** START **
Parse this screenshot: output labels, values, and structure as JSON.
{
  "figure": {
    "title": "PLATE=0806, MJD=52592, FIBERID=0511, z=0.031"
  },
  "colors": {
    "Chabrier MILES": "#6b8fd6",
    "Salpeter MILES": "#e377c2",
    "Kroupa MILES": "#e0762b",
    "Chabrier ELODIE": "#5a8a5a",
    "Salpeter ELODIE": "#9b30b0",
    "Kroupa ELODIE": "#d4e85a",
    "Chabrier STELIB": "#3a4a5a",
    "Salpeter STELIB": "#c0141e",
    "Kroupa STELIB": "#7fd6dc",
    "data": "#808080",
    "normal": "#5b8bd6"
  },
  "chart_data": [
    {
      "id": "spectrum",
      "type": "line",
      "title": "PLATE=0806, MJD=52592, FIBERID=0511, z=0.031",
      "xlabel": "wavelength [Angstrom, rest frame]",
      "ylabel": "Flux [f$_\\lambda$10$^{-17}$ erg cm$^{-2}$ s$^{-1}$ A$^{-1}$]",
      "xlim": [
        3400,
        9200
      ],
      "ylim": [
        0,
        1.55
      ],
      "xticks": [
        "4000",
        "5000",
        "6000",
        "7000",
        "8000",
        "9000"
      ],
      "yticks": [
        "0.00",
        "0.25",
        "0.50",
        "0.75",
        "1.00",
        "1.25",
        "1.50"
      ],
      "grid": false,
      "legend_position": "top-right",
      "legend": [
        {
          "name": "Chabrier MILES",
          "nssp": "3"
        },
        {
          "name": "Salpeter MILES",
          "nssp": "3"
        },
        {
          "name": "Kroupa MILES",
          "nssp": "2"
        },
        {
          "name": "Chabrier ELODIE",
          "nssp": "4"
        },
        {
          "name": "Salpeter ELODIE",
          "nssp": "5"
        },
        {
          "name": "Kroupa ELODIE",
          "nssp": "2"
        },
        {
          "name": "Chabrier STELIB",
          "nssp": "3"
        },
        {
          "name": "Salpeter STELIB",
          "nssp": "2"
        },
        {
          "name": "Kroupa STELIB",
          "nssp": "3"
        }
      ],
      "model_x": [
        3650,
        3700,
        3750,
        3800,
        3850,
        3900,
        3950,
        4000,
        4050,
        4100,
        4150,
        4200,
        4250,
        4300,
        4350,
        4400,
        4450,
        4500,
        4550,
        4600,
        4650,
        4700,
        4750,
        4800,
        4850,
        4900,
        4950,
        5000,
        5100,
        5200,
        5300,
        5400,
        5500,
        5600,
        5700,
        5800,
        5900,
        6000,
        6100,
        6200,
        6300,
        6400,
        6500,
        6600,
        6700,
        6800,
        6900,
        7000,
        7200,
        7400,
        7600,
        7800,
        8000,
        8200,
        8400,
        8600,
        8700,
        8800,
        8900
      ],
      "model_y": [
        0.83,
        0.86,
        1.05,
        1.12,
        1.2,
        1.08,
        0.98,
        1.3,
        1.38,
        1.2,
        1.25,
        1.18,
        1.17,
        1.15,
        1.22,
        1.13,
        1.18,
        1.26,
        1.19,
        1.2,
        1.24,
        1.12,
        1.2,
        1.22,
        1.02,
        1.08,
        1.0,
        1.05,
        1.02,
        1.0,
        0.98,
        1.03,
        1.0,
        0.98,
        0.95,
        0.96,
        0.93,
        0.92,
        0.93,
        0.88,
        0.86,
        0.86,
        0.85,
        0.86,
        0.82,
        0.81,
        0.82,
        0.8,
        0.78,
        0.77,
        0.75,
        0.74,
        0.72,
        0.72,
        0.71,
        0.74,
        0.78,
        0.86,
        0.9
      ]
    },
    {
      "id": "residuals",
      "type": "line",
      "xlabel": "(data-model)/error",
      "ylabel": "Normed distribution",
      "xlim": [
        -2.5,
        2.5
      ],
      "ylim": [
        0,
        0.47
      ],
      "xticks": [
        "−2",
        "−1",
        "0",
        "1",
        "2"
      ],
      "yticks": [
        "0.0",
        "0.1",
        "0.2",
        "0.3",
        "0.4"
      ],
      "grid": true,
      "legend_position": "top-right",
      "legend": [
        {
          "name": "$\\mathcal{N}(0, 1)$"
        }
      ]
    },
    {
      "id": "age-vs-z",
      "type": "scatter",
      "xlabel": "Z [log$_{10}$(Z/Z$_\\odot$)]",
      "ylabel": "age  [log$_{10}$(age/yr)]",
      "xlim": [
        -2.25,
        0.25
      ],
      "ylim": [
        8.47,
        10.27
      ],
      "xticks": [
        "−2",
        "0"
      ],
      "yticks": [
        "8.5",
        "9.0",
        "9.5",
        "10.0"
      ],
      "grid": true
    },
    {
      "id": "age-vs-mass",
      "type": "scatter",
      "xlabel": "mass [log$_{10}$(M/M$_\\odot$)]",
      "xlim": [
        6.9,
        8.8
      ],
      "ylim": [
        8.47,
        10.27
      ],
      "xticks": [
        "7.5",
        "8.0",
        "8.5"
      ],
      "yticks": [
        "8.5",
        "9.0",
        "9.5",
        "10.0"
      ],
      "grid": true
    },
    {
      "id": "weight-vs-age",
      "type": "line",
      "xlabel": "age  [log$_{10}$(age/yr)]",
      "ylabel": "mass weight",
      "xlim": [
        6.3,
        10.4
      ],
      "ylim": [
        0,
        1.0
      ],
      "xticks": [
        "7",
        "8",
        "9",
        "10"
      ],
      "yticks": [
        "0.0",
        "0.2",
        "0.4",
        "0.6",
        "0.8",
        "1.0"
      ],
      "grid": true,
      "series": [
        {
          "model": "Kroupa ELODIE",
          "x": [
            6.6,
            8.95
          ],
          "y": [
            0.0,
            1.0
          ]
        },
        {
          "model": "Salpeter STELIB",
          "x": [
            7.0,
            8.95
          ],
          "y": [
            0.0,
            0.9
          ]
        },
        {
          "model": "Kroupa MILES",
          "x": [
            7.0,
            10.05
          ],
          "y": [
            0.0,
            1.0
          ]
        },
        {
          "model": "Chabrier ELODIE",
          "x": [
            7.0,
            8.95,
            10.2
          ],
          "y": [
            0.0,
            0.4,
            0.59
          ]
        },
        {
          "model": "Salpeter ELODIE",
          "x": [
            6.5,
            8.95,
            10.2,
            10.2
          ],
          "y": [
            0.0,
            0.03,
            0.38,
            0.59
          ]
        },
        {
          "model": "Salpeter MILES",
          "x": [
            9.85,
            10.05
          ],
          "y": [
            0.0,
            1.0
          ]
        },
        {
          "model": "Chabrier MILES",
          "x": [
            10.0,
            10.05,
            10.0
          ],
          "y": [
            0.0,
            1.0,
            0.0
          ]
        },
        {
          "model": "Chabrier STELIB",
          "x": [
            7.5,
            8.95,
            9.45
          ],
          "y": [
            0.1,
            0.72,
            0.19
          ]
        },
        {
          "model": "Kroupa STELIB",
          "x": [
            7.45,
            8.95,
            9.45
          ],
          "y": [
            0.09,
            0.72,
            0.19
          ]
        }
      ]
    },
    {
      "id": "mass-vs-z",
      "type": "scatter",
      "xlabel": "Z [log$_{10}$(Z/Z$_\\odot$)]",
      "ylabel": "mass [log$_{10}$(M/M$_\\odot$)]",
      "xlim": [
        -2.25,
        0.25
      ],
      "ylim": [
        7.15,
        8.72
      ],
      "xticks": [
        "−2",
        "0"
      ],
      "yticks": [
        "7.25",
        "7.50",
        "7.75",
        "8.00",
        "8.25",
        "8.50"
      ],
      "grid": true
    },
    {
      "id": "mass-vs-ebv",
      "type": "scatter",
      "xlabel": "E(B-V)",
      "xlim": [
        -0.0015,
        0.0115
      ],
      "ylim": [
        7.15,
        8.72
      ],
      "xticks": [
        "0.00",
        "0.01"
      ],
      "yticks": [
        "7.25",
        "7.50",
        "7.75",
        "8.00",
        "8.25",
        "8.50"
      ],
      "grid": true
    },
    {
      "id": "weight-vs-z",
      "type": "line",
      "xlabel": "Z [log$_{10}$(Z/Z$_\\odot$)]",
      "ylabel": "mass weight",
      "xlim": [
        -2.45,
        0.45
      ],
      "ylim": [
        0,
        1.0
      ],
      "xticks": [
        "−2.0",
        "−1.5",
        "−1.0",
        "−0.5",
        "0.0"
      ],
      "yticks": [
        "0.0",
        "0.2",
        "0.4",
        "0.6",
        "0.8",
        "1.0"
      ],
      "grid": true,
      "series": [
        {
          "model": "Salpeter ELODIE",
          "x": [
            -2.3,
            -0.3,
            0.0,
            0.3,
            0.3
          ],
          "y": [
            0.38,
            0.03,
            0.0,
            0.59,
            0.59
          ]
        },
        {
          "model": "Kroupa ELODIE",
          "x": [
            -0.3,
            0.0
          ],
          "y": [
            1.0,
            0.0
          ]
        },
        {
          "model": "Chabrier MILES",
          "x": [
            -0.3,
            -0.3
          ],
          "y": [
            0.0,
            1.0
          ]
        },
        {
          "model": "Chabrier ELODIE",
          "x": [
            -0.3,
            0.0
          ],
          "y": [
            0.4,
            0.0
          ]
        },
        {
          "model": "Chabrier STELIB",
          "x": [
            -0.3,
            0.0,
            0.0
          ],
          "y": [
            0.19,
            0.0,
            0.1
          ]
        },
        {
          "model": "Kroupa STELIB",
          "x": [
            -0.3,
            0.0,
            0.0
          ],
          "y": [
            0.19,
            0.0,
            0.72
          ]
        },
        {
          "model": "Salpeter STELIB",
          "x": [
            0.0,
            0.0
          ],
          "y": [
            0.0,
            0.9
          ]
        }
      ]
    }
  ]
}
** END **
Scan the data above and copy every line with "PLATE" in it.

    "title": "PLATE=0806, MJD=52592, FIBERID=0511, z=0.031"
      "title": "PLATE=0806, MJD=52592, FIBERID=0511, z=0.031",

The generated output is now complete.